_Written problem_: Look over the lines below. Report each one that includes the string "Morocco".

(Data tied to figure images)
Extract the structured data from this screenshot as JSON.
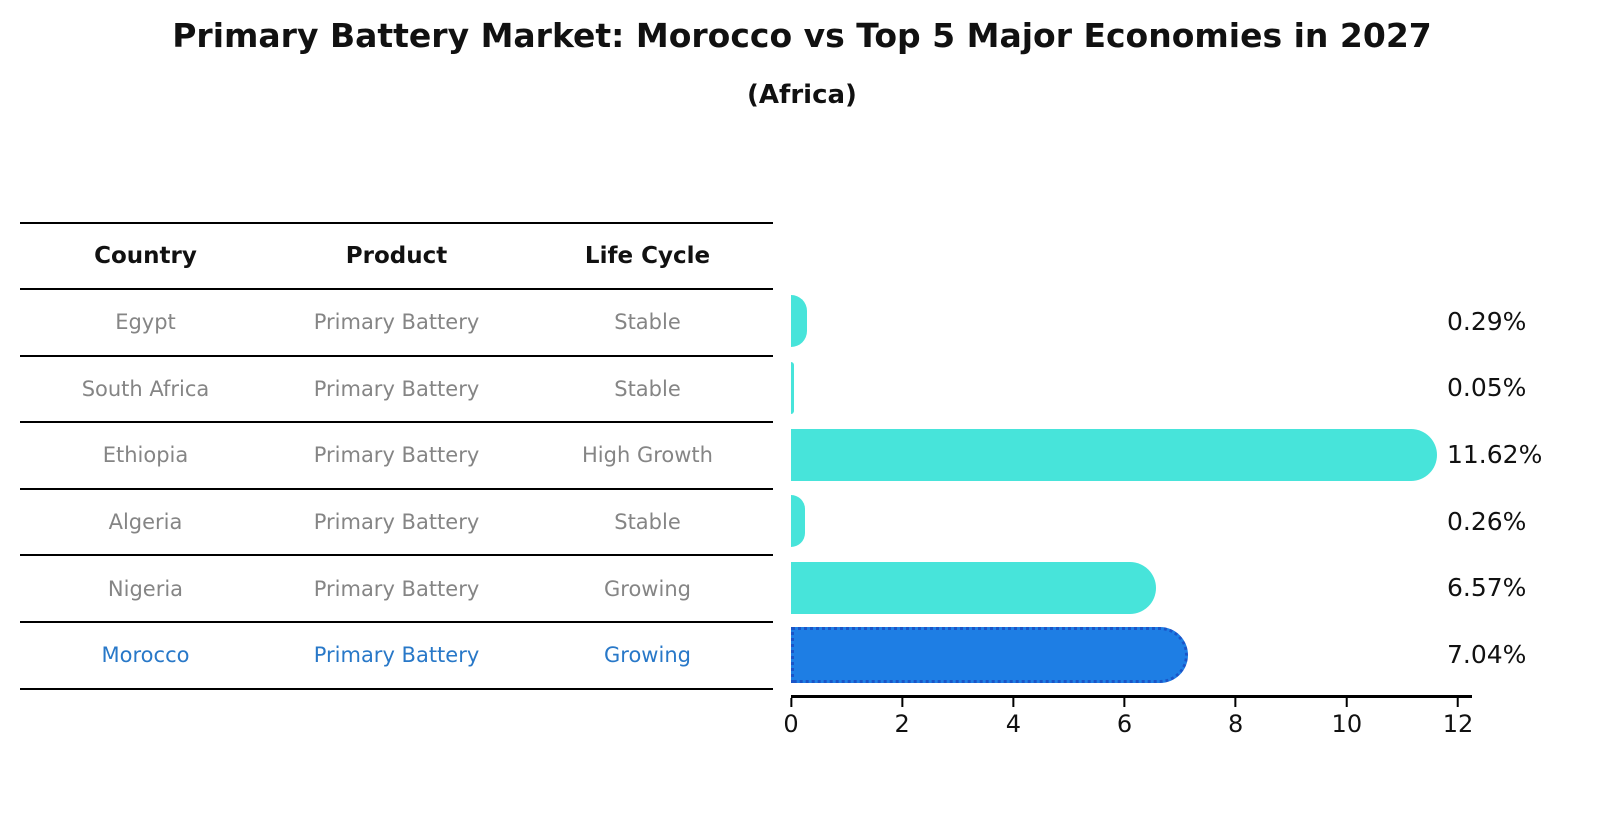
{
  "title": "Primary Battery Market: Morocco vs Top 5 Major Economies in 2027",
  "subtitle": "(Africa)",
  "table": {
    "headers": [
      "Country",
      "Product",
      "Life Cycle"
    ],
    "rows": [
      {
        "country": "Egypt",
        "product": "Primary Battery",
        "life_cycle": "Stable",
        "highlight": false
      },
      {
        "country": "South Africa",
        "product": "Primary Battery",
        "life_cycle": "Stable",
        "highlight": false
      },
      {
        "country": "Ethiopia",
        "product": "Primary Battery",
        "life_cycle": "High Growth",
        "highlight": false
      },
      {
        "country": "Algeria",
        "product": "Primary Battery",
        "life_cycle": "Stable",
        "highlight": false
      },
      {
        "country": "Nigeria",
        "product": "Primary Battery",
        "life_cycle": "Growing",
        "highlight": false
      },
      {
        "country": "Morocco",
        "product": "Primary Battery",
        "life_cycle": "Growing",
        "highlight": true
      }
    ]
  },
  "chart_data": {
    "type": "bar",
    "orientation": "horizontal",
    "title": "Primary Battery Market: Morocco vs Top 5 Major Economies in 2027",
    "subtitle": "(Africa)",
    "categories": [
      "Egypt",
      "South Africa",
      "Ethiopia",
      "Algeria",
      "Nigeria",
      "Morocco"
    ],
    "values": [
      0.29,
      0.05,
      11.62,
      0.26,
      6.57,
      7.04
    ],
    "value_labels": [
      "0.29%",
      "0.05%",
      "11.62%",
      "0.26%",
      "6.57%",
      "7.04%"
    ],
    "xlim": [
      0,
      12
    ],
    "xticks": [
      0,
      2,
      4,
      6,
      8,
      10,
      12
    ],
    "grid": false,
    "legend": false,
    "bar_color": "#47E4DA",
    "highlight_color": "#1E7EE4",
    "highlight_border_color": "#1A55C8",
    "highlight_text_color": "#2878C8"
  }
}
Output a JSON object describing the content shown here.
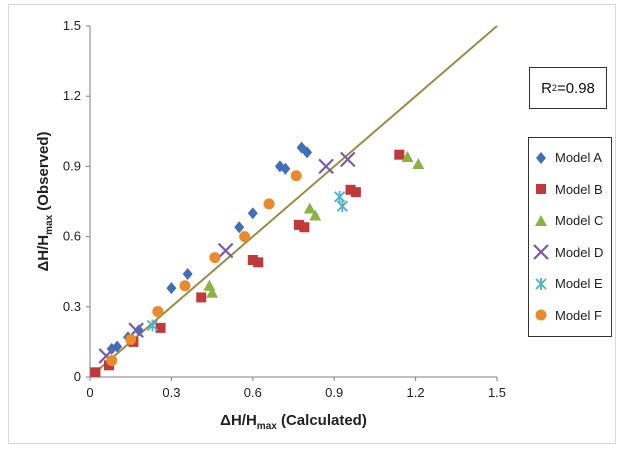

_Correct response_:
  "title": "Primary Battery Market: Morocco vs Top 5 Major Economies in 2027",
        "country": "Morocco",
    "title": "Primary Battery Market: Morocco vs Top 5 Major Economies in 2027",
      "Morocco"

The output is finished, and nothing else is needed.